** START OF Material **

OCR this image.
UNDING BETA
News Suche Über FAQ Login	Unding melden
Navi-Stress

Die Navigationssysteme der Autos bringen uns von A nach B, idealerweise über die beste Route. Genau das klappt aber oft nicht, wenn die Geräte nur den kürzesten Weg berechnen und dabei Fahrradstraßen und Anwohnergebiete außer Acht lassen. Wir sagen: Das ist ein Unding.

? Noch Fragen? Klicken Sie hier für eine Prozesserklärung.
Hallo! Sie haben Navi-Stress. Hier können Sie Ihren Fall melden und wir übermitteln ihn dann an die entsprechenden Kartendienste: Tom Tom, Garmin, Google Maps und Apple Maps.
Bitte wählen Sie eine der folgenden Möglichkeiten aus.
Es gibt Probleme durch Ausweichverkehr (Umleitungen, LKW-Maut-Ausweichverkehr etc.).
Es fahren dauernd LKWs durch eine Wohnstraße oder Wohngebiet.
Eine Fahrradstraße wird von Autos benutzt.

** END OF Material **

The whole listing above needs to be written out again exactly.

- Full solution:
OCR this image.
UNDING BETA
News Suche Über FAQ Login	Unding melden
Navi-Stress

Die Navigationssysteme der Autos bringen uns von A nach B, idealerweise über die beste Route. Genau das klappt aber oft nicht, wenn die Geräte nur den kürzesten Weg berechnen und dabei Fahrradstraßen und Anwohnergebiete außer Acht lassen. Wir sagen: Das ist ein Unding.

? Noch Fragen? Klicken Sie hier für eine Prozesserklärung.
Hallo! Sie haben Navi-Stress. Hier können Sie Ihren Fall melden und wir übermitteln ihn dann an die entsprechenden Kartendienste: Tom Tom, Garmin, Google Maps und Apple Maps.
Bitte wählen Sie eine der folgenden Möglichkeiten aus.
Es gibt Probleme durch Ausweichverkehr (Umleitungen, LKW-Maut-Ausweichverkehr etc.).
Es fahren dauernd LKWs durch eine Wohnstraße oder Wohngebiet.
Eine Fahrradstraße wird von Autos benutzt.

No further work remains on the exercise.